* Stated problem: Write out the data below in full, unchanged, minus the images.

* Source material:

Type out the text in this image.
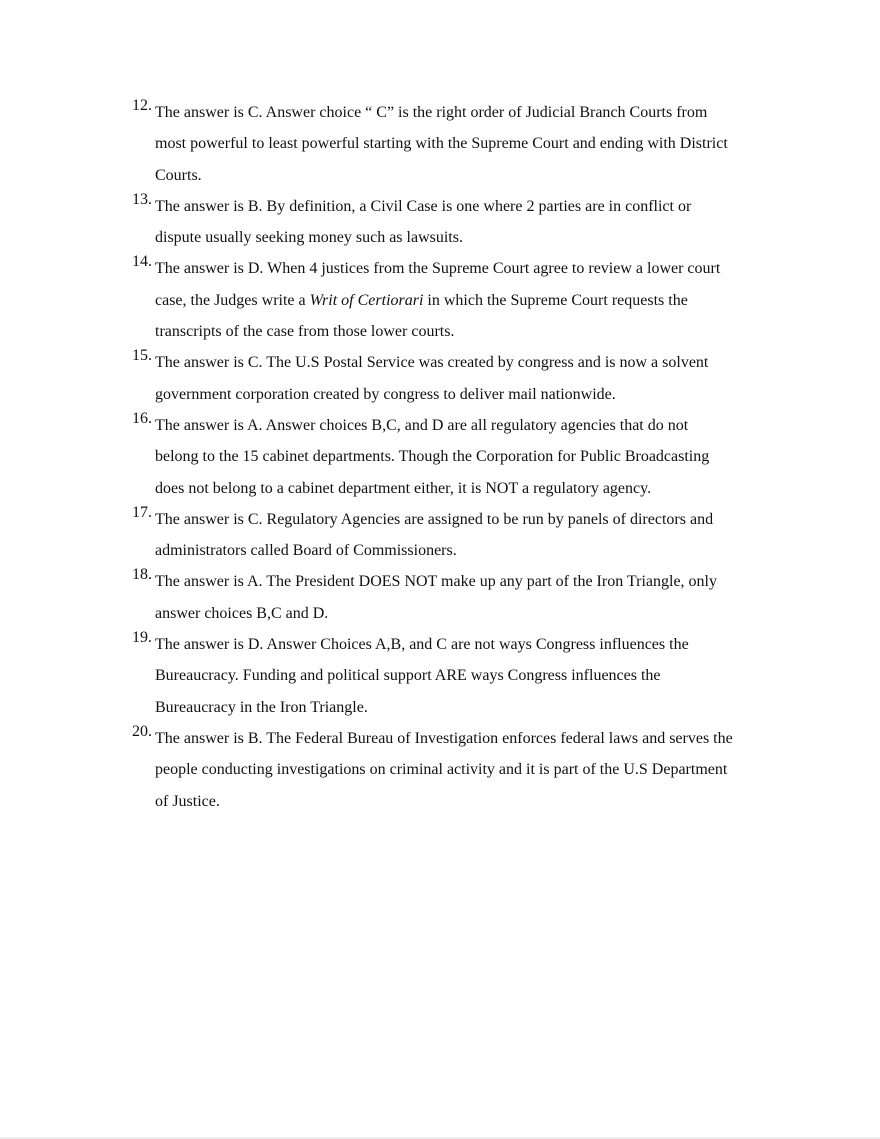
12. The answer is C. Answer choice “ C” is the right order of Judicial Branch Courts from
most powerful to least powerful starting with the Supreme Court and ending with District
Courts.
13. The answer is B. By definition, a Civil Case is one where 2 parties are in conflict or
dispute usually seeking money such as lawsuits.
14. The answer is D. When 4 justices from the Supreme Court agree to review a lower court
case, the Judges write a Writ of Certiorari in which the Supreme Court requests the
transcripts of the case from those lower courts.
15. The answer is C. The U.S Postal Service was created by congress and is now a solvent
government corporation created by congress to deliver mail nationwide.
16. The answer is A. Answer choices B,C, and D are all regulatory agencies that do not
belong to the 15 cabinet departments. Though the Corporation for Public Broadcasting
does not belong to a cabinet department either, it is NOT a regulatory agency.
17. The answer is C. Regulatory Agencies are assigned to be run by panels of directors and
administrators called Board of Commissioners.
18. The answer is A. The President DOES NOT make up any part of the Iron Triangle, only
answer choices B,C and D.
19. The answer is D. Answer Choices A,B, and C are not ways Congress influences the
Bureaucracy. Funding and political support ARE ways Congress influences the
Bureaucracy in the Iron Triangle.
20. The answer is B. The Federal Bureau of Investigation enforces federal laws and serves the
people conducting investigations on criminal activity and it is part of the U.S Department
of Justice.
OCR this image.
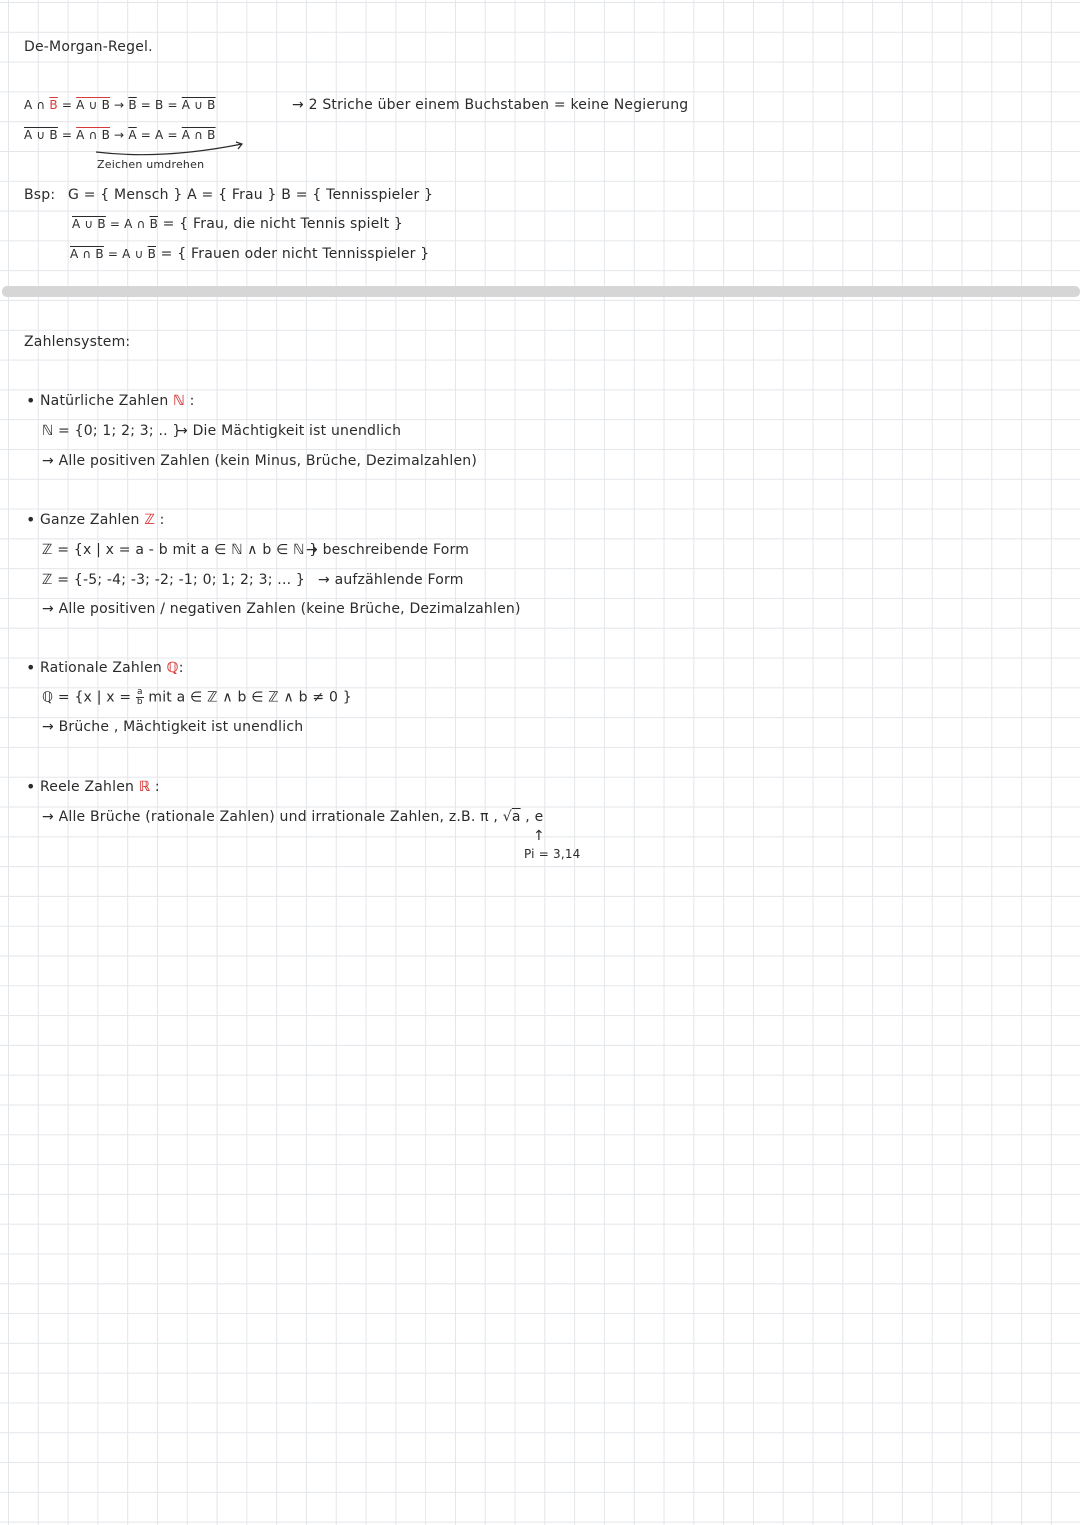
De-Morgan-Regel.
A ∩ $\overline{B} = A$ ∪ $B \to \overline{B} = B = A$ ∪ B
A ∪ B = A ∩ $B \to \overline{A} = A = A$ ∩ B
Zeichen umdrehen
→ 2 Striche über einem Buchstaben = keine Negierung
Bsp: G = { Mensch } A = { Frau } B = { Tennisspieler }
A ∪ B = A ∩ $\overline{B}$ = { Frau, die nicht Tennis spielt }
A ∩ B = A ∪ $\overline{B}$ = { Frauen oder nicht Tennisspieler }
Zahlensystem:
• Natürliche Zahlen ℕ :
ℕ = {0; 1; 2; 3; .. }
→ Die Mächtigkeit ist unendlich
→ Alle positiven Zahlen (kein Minus, Brüche, Dezimalzahlen)
• Ganze Zahlen ℤ :
ℤ = {x | x = a - b mit a ∈ ℕ ∧ b ∈ ℕ }
→ beschreibende Form
ℤ = {-5; -4; -3; -2; -1; 0; 1; 2; 3; ... } → aufzählende Form
→ Alle positiven / negativen Zahlen (keine Brüche, Dezimalzahlen)
• Rationale Zahlen ℚ:
ℚ = {x | $x = \frac{a}{b}$ mit a ∈ ℤ ∧ b ∈ ℤ ∧ b ≠ 0 }
→ Brüche , Mächtigkeit ist unendlich
• Reele Zahlen ℝ :
→ Alle Brüche (rationale Zahlen) und irrationale Zahlen, z.B. π , √a , e
↑
Pi = 3,14
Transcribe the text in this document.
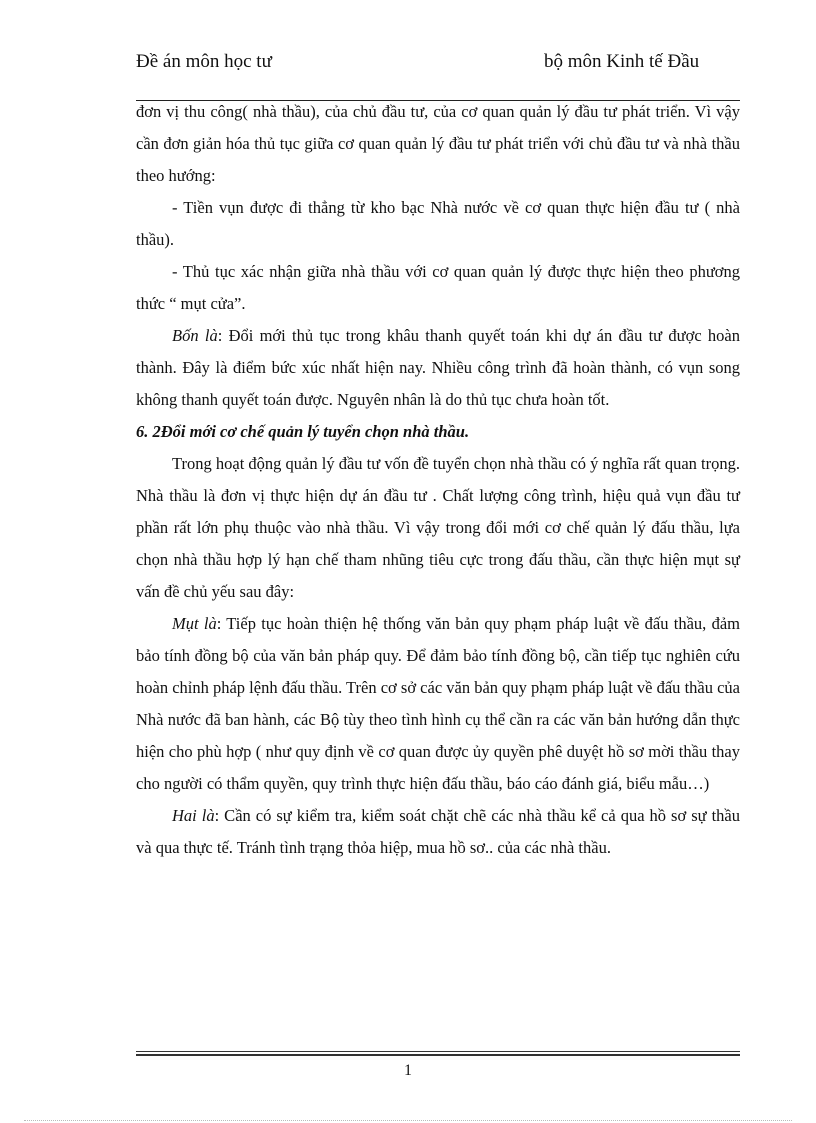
Đề án môn học tư	bộ môn Kinh tế Đầu

đơn vị thu công( nhà thầu), của chủ đầu tư, của cơ quan quản lý đầu tư phát triển. Vì vậy cần đơn giản hóa thủ tục giữa cơ quan quản lý đầu tư phát triển với chủ đầu tư và nhà thầu theo hướng:

- Tiền vụn được đi thẳng từ kho bạc Nhà nước về cơ quan thực hiện đầu tư ( nhà thầu).

- Thủ tục xác nhận giữa nhà thầu với cơ quan quản lý được thực hiện theo phương thức “ mụt cửa”.

Bốn là: Đổi mới thủ tục trong khâu thanh quyết toán khi dự án đầu tư được hoàn thành. Đây là điểm bức xúc nhất hiện nay. Nhiều công trình đã hoàn thành, có vụn song không thanh quyết toán được. Nguyên nhân là do thủ tục chưa hoàn tốt.

6. 2Đổi mới cơ chế quản lý tuyển chọn nhà thầu.

Trong hoạt động quản lý đầu tư vốn đề tuyển chọn nhà thầu có ý nghĩa rất quan trọng. Nhà thầu là đơn vị thực hiện dự án đầu tư . Chất lượng công trình, hiệu quả vụn đầu tư phần rất lớn phụ thuộc vào nhà thầu. Vì vậy trong đổi mới cơ chế quản lý đấu thầu, lựa chọn nhà thầu hợp lý hạn chế tham nhũng tiêu cực trong đấu thầu, cần thực hiện mụt sự vấn đề chủ yếu sau đây:

Mụt là: Tiếp tục hoàn thiện hệ thống văn bản quy phạm pháp luật về đấu thầu, đảm bảo tính đồng bộ của văn bản pháp quy. Để đảm bảo tính đồng bộ, cần tiếp tục nghiên cứu hoàn chỉnh pháp lệnh đấu thầu. Trên cơ sở các văn bản quy phạm pháp luật về đấu thầu của Nhà nước đã ban hành, các Bộ tùy theo tình hình cụ thể cần ra các văn bản hướng dẫn thực hiện cho phù hợp ( như quy định về cơ quan được ủy quyền phê duyệt hồ sơ mời thầu thay cho người có thẩm quyền, quy trình thực hiện đấu thầu, báo cáo đánh giá, biểu mẫu…)

Hai là: Cần có sự kiểm tra, kiểm soát chặt chẽ các nhà thầu kể cả qua hồ sơ sự thầu và qua thực tế. Tránh tình trạng thỏa hiệp, mua hồ sơ.. của các nhà thầu.

1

* Task solution:
Type out the text in this image.
12. The answer is C. Answer choice “ C” is the right order of Judicial Branch Courts from
most powerful to least powerful starting with the Supreme Court and ending with District
Courts.
13. The answer is B. By definition, a Civil Case is one where 2 parties are in conflict or
dispute usually seeking money such as lawsuits.
14. The answer is D. When 4 justices from the Supreme Court agree to review a lower court
case, the Judges write a Writ of Certiorari in which the Supreme Court requests the
transcripts of the case from those lower courts.
15. The answer is C. The U.S Postal Service was created by congress and is now a solvent
government corporation created by congress to deliver mail nationwide.
16. The answer is A. Answer choices B,C, and D are all regulatory agencies that do not
belong to the 15 cabinet departments. Though the Corporation for Public Broadcasting
does not belong to a cabinet department either, it is NOT a regulatory agency.
17. The answer is C. Regulatory Agencies are assigned to be run by panels of directors and
administrators called Board of Commissioners.
18. The answer is A. The President DOES NOT make up any part of the Iron Triangle, only
answer choices B,C and D.
19. The answer is D. Answer Choices A,B, and C are not ways Congress influences the
Bureaucracy. Funding and political support ARE ways Congress influences the
Bureaucracy in the Iron Triangle.
20. The answer is B. The Federal Bureau of Investigation enforces federal laws and serves the
people conducting investigations on criminal activity and it is part of the U.S Department
of Justice.
OCR this image.
De-Morgan-Regel.
A ∩ $\overline{B} = A$ ∪ $B \to \overline{B} = B = A$ ∪ B
A ∪ B = A ∩ $B \to \overline{A} = A = A$ ∩ B
Zeichen umdrehen
→ 2 Striche über einem Buchstaben = keine Negierung
Bsp: G = { Mensch } A = { Frau } B = { Tennisspieler }
A ∪ B = A ∩ $\overline{B}$ = { Frau, die nicht Tennis spielt }
A ∩ B = A ∪ $\overline{B}$ = { Frauen oder nicht Tennisspieler }
Zahlensystem:
• Natürliche Zahlen ℕ :
ℕ = {0; 1; 2; 3; .. }
→ Die Mächtigkeit ist unendlich
→ Alle positiven Zahlen (kein Minus, Brüche, Dezimalzahlen)
• Ganze Zahlen ℤ :
ℤ = {x | x = a - b mit a ∈ ℕ ∧ b ∈ ℕ }
→ beschreibende Form
ℤ = {-5; -4; -3; -2; -1; 0; 1; 2; 3; ... } → aufzählende Form
→ Alle positiven / negativen Zahlen (keine Brüche, Dezimalzahlen)
• Rationale Zahlen ℚ:
ℚ = {x | $x = \frac{a}{b}$ mit a ∈ ℤ ∧ b ∈ ℤ ∧ b ≠ 0 }
→ Brüche , Mächtigkeit ist unendlich
• Reele Zahlen ℝ :
→ Alle Brüche (rationale Zahlen) und irrationale Zahlen, z.B. π , √a , e
↑
Pi = 3,14
Transcribe the text in this document.
Đề án môn học tư	bộ môn Kinh tế Đầu

đơn vị thu công( nhà thầu), của chủ đầu tư, của cơ quan quản lý đầu tư phát triển. Vì vậy cần đơn giản hóa thủ tục giữa cơ quan quản lý đầu tư phát triển với chủ đầu tư và nhà thầu theo hướng:

- Tiền vụn được đi thẳng từ kho bạc Nhà nước về cơ quan thực hiện đầu tư ( nhà thầu).

- Thủ tục xác nhận giữa nhà thầu với cơ quan quản lý được thực hiện theo phương thức “ mụt cửa”.

Bốn là: Đổi mới thủ tục trong khâu thanh quyết toán khi dự án đầu tư được hoàn thành. Đây là điểm bức xúc nhất hiện nay. Nhiều công trình đã hoàn thành, có vụn song không thanh quyết toán được. Nguyên nhân là do thủ tục chưa hoàn tốt.

6. 2Đổi mới cơ chế quản lý tuyển chọn nhà thầu.

Trong hoạt động quản lý đầu tư vốn đề tuyển chọn nhà thầu có ý nghĩa rất quan trọng. Nhà thầu là đơn vị thực hiện dự án đầu tư . Chất lượng công trình, hiệu quả vụn đầu tư phần rất lớn phụ thuộc vào nhà thầu. Vì vậy trong đổi mới cơ chế quản lý đấu thầu, lựa chọn nhà thầu hợp lý hạn chế tham nhũng tiêu cực trong đấu thầu, cần thực hiện mụt sự vấn đề chủ yếu sau đây:

Mụt là: Tiếp tục hoàn thiện hệ thống văn bản quy phạm pháp luật về đấu thầu, đảm bảo tính đồng bộ của văn bản pháp quy. Để đảm bảo tính đồng bộ, cần tiếp tục nghiên cứu hoàn chỉnh pháp lệnh đấu thầu. Trên cơ sở các văn bản quy phạm pháp luật về đấu thầu của Nhà nước đã ban hành, các Bộ tùy theo tình hình cụ thể cần ra các văn bản hướng dẫn thực hiện cho phù hợp ( như quy định về cơ quan được ủy quyền phê duyệt hồ sơ mời thầu thay cho người có thẩm quyền, quy trình thực hiện đấu thầu, báo cáo đánh giá, biểu mẫu…)

Hai là: Cần có sự kiểm tra, kiểm soát chặt chẽ các nhà thầu kể cả qua hồ sơ sự thầu và qua thực tế. Tránh tình trạng thỏa hiệp, mua hồ sơ.. của các nhà thầu.

1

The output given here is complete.